_Description of the task_. Pick out all lines in the listing holding the string "bird" and copy them.

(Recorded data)
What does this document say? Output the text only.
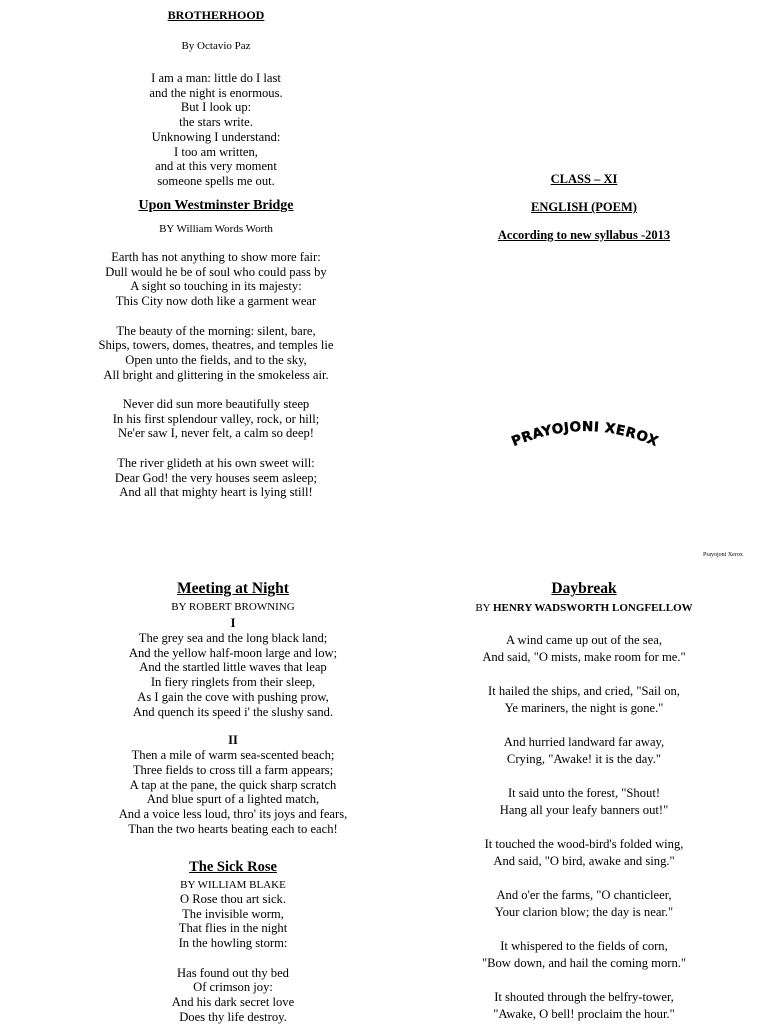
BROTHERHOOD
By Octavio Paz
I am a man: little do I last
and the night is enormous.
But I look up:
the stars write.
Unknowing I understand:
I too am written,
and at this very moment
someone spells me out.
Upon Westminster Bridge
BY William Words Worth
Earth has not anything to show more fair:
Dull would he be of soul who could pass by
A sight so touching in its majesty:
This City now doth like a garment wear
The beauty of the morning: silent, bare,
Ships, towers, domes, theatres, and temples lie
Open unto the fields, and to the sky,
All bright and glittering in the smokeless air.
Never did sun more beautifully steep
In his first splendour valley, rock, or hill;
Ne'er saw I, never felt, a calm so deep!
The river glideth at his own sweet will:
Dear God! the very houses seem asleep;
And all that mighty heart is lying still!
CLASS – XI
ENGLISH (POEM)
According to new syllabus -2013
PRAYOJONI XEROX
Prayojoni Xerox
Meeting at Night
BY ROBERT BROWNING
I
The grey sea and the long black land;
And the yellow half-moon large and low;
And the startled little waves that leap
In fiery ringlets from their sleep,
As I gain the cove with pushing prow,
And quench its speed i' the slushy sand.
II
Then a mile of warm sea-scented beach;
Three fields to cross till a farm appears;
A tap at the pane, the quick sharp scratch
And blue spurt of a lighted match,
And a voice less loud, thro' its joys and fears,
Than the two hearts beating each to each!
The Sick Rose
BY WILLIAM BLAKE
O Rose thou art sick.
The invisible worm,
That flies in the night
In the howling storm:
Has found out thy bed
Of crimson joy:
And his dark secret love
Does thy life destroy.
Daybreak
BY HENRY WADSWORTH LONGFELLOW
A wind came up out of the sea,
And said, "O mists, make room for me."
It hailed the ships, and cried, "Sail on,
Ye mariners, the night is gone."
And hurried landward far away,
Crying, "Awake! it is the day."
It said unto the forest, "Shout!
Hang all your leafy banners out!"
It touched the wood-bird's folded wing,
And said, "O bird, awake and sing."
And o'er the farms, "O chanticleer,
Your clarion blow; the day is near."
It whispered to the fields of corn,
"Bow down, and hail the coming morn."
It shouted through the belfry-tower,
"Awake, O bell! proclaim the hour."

_Exercise result_.
It touched the wood-bird's folded wing,
And said, "O bird, awake and sing."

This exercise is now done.